[Dataset excerpt]
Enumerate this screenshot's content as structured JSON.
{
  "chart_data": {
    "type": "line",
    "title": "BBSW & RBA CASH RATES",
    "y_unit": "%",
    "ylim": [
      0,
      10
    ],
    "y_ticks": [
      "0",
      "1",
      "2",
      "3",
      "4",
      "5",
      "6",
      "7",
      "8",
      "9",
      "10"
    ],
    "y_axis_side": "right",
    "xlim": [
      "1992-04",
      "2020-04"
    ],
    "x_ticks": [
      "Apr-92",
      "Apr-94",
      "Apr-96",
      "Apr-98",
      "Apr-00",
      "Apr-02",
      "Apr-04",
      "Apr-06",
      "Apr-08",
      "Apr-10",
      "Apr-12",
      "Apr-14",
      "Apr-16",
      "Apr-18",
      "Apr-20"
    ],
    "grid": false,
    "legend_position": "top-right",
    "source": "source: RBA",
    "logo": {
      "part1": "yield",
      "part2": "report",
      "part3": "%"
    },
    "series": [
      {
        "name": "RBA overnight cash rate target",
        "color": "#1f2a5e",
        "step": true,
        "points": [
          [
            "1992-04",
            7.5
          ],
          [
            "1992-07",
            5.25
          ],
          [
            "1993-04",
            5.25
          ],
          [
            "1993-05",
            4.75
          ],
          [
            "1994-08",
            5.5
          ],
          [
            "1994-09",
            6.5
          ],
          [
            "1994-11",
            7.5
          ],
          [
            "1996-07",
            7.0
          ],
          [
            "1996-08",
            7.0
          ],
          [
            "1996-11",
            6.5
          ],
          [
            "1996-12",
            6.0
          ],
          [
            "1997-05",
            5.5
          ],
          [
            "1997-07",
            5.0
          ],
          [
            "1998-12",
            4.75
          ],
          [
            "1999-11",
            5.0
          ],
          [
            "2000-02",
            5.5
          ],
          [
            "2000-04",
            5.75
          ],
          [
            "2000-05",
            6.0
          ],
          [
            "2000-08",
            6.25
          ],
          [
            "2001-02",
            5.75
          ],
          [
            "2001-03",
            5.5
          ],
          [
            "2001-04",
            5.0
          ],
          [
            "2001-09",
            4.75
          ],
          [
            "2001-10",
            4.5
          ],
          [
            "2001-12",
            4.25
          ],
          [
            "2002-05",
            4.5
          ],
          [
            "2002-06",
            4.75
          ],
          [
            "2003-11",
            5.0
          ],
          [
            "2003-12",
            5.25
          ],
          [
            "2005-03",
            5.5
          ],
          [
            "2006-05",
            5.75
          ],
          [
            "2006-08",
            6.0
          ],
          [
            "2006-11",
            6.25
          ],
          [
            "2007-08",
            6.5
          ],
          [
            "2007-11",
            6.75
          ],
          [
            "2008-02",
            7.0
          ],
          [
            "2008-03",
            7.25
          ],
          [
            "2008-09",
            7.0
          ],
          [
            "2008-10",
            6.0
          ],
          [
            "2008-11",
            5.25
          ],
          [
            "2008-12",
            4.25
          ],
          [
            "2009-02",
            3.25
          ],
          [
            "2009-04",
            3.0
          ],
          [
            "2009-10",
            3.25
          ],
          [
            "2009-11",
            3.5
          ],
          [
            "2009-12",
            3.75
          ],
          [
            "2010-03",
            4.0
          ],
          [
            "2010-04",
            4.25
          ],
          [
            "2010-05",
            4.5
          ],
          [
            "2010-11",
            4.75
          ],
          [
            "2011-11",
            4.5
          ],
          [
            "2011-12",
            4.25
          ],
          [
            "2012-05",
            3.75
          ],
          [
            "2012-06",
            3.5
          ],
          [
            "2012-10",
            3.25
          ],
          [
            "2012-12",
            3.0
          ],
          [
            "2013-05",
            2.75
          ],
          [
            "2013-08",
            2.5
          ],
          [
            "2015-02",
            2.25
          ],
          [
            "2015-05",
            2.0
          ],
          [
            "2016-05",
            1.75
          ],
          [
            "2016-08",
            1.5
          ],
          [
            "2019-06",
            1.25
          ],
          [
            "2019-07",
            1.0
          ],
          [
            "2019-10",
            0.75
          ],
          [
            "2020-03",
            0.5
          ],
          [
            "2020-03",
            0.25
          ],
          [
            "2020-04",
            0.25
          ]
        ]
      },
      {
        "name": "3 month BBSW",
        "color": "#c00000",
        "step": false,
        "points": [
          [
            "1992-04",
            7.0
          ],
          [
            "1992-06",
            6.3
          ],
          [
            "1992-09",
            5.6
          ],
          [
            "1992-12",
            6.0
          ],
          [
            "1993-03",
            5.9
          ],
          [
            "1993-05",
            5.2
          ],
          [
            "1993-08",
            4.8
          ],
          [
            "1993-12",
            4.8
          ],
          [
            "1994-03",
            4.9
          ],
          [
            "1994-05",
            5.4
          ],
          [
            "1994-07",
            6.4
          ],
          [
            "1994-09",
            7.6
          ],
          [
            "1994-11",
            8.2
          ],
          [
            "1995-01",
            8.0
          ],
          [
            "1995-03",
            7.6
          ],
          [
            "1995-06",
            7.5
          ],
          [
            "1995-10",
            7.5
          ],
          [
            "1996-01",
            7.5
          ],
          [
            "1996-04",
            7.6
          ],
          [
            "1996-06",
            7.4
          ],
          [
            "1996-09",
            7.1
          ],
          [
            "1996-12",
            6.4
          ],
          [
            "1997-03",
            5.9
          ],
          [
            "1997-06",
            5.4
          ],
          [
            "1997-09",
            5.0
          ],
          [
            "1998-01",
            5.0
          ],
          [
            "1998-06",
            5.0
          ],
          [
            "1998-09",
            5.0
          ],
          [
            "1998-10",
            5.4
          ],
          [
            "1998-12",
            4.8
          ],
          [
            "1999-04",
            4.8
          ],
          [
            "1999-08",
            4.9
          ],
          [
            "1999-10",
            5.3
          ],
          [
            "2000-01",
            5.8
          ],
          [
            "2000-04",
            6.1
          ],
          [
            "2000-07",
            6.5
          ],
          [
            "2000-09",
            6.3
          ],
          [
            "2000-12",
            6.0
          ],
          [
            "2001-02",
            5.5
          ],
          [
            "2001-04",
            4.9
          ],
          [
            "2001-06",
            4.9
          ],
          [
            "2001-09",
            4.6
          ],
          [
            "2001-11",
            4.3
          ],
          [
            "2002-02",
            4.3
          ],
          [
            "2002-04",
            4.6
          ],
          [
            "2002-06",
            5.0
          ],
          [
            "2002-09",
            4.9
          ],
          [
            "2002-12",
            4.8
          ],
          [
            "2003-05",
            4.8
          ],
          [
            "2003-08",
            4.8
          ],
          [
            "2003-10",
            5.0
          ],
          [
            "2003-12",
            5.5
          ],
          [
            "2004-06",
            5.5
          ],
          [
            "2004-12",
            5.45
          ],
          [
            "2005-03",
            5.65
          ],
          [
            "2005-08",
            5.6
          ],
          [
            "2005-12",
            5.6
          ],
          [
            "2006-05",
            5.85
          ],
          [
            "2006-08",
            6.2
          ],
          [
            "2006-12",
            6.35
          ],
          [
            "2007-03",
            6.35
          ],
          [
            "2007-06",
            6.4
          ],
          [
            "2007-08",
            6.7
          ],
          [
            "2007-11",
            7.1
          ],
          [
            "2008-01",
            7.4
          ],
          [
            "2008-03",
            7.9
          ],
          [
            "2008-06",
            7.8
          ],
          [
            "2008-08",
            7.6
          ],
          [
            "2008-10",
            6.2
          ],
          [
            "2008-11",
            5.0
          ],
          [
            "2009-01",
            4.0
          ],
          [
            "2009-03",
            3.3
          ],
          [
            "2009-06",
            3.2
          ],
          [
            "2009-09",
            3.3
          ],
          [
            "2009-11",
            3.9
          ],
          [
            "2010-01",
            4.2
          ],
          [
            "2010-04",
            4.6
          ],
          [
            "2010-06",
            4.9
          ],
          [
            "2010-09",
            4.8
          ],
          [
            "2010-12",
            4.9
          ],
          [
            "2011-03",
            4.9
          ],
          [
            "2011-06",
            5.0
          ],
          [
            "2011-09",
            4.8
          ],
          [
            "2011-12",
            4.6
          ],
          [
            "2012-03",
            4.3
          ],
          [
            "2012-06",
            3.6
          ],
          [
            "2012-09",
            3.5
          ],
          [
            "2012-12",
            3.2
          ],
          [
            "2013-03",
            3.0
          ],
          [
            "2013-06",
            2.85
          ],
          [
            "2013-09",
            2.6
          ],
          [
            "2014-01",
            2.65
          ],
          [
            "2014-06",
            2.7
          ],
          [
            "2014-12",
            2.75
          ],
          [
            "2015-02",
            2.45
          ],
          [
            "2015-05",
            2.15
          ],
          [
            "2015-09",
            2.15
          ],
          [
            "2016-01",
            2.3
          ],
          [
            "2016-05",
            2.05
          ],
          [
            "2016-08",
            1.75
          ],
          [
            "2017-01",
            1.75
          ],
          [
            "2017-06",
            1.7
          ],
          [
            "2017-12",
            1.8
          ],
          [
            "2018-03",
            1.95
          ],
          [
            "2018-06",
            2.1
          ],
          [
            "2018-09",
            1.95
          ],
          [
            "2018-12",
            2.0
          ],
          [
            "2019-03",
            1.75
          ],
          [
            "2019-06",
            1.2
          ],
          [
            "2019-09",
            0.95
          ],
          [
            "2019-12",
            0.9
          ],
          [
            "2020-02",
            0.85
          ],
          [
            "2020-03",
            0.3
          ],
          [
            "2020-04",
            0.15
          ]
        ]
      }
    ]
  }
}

● **Stated goal**: Each line that contains the string "right" counts once; report how many such lines the entries have, giving only the number.

● **Final result**: 2